* Exercise objective
Wherever "Today" appears in a line, list that line.

_ _ _ _ _ _ _

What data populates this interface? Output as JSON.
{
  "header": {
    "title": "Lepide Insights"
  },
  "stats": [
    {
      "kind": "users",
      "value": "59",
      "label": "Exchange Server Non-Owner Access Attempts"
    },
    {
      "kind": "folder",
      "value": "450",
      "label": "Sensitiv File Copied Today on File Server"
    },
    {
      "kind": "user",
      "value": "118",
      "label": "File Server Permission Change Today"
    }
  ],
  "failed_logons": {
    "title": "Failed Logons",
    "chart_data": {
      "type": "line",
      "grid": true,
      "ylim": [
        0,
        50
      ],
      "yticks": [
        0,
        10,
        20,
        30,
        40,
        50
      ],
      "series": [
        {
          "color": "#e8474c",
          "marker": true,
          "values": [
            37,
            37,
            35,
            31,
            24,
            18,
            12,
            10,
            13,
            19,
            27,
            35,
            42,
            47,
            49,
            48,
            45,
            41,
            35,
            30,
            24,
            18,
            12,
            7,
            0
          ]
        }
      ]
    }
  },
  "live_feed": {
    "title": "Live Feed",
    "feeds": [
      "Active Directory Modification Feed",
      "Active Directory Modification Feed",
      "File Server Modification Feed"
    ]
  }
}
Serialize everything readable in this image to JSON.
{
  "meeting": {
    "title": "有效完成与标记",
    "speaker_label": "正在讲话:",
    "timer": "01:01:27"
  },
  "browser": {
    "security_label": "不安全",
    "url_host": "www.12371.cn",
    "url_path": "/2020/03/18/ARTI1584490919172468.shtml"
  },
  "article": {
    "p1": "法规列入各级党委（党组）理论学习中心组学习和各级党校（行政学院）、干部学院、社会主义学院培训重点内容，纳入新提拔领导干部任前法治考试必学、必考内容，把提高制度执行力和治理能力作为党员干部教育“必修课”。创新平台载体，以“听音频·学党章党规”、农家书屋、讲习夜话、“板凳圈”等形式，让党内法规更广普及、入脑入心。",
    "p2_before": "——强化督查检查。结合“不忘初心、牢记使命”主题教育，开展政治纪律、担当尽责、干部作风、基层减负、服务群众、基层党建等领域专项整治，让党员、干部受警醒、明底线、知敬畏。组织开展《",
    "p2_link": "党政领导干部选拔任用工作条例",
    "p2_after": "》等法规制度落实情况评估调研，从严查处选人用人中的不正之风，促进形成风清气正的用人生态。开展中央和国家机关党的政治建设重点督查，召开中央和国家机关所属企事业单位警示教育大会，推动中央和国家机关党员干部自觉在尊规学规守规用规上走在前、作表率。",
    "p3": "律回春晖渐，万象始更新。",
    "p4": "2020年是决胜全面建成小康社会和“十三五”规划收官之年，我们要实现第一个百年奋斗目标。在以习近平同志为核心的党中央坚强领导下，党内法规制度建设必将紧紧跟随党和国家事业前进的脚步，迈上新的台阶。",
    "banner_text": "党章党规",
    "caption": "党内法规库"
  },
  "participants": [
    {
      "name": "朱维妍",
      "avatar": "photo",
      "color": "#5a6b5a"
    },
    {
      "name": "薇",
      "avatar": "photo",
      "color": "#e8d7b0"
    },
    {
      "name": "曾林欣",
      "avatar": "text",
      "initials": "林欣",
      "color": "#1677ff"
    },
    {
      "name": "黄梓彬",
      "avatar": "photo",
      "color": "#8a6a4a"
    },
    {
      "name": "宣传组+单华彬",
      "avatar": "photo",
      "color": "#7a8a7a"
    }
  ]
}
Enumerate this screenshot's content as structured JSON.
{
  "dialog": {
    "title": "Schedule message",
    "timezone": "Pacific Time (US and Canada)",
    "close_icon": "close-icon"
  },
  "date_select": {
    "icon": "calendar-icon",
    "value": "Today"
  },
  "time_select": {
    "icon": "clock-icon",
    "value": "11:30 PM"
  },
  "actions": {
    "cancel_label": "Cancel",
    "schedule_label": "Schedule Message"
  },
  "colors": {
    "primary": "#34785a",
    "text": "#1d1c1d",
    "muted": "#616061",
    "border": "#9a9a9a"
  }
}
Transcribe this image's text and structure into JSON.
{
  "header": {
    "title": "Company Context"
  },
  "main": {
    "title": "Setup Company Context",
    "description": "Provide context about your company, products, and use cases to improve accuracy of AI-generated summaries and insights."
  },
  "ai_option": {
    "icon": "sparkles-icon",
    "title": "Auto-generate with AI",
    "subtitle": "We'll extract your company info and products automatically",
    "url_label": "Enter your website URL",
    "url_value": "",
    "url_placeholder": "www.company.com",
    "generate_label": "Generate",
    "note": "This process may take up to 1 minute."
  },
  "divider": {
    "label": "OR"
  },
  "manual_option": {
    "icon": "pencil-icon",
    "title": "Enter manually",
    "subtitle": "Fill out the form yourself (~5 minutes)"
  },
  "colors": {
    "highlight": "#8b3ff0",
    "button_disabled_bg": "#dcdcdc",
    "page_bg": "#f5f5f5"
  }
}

_ _ _ _ _ _ _

* Solution for this exercise
      "label": "Sensitiv File Copied Today on File Server"
      "label": "File Server Permission Change Today"
    "value": "Today"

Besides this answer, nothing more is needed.